Copy every line with the string "Brenda" in it.
+++ SOURCE MATERIAL
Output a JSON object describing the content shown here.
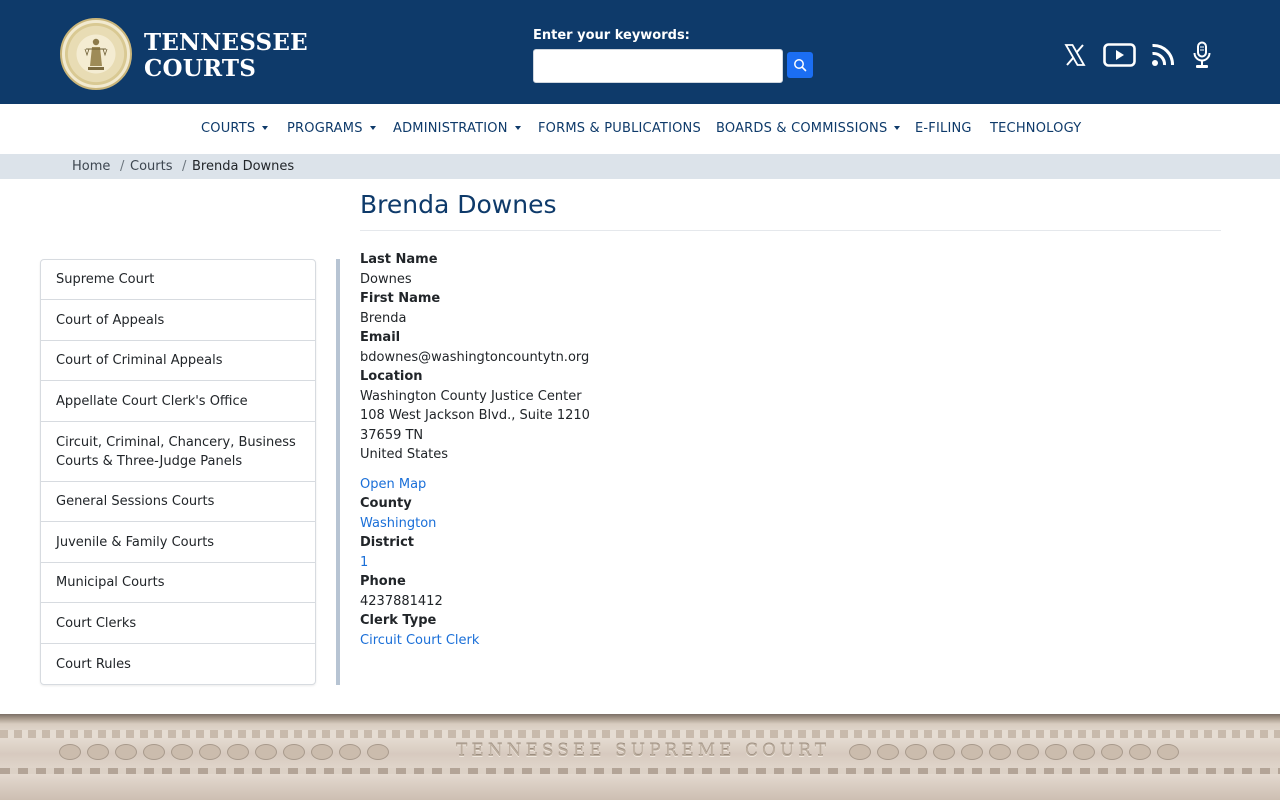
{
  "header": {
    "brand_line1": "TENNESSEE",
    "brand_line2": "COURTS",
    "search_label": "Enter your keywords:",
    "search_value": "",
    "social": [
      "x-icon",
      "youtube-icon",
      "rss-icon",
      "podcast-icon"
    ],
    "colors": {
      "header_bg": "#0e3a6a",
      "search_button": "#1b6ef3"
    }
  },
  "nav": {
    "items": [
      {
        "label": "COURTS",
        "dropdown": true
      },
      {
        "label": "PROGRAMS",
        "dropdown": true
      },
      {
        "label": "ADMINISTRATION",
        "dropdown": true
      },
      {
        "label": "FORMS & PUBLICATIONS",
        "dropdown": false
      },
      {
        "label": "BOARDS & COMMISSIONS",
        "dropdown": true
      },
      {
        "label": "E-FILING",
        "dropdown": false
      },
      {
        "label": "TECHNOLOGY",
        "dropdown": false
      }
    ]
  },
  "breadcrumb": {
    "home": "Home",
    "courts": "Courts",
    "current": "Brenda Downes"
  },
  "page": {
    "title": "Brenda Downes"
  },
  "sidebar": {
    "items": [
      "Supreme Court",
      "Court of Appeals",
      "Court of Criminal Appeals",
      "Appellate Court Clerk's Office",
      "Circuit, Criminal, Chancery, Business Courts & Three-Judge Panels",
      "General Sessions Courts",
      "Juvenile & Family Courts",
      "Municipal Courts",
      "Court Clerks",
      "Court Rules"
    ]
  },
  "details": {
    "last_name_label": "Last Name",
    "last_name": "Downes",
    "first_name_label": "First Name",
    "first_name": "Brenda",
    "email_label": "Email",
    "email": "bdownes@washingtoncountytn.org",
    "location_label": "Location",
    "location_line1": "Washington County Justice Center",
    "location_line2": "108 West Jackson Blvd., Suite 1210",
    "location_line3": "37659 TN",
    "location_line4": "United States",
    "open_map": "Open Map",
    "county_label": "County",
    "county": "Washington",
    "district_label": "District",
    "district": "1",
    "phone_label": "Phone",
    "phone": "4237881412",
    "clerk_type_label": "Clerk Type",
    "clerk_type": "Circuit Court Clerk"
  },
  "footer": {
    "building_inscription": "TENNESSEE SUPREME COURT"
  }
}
++++++
## RIGHT ANSWER
    "current": "Brenda Downes"
    "title": "Brenda Downes"
    "first_name": "Brenda",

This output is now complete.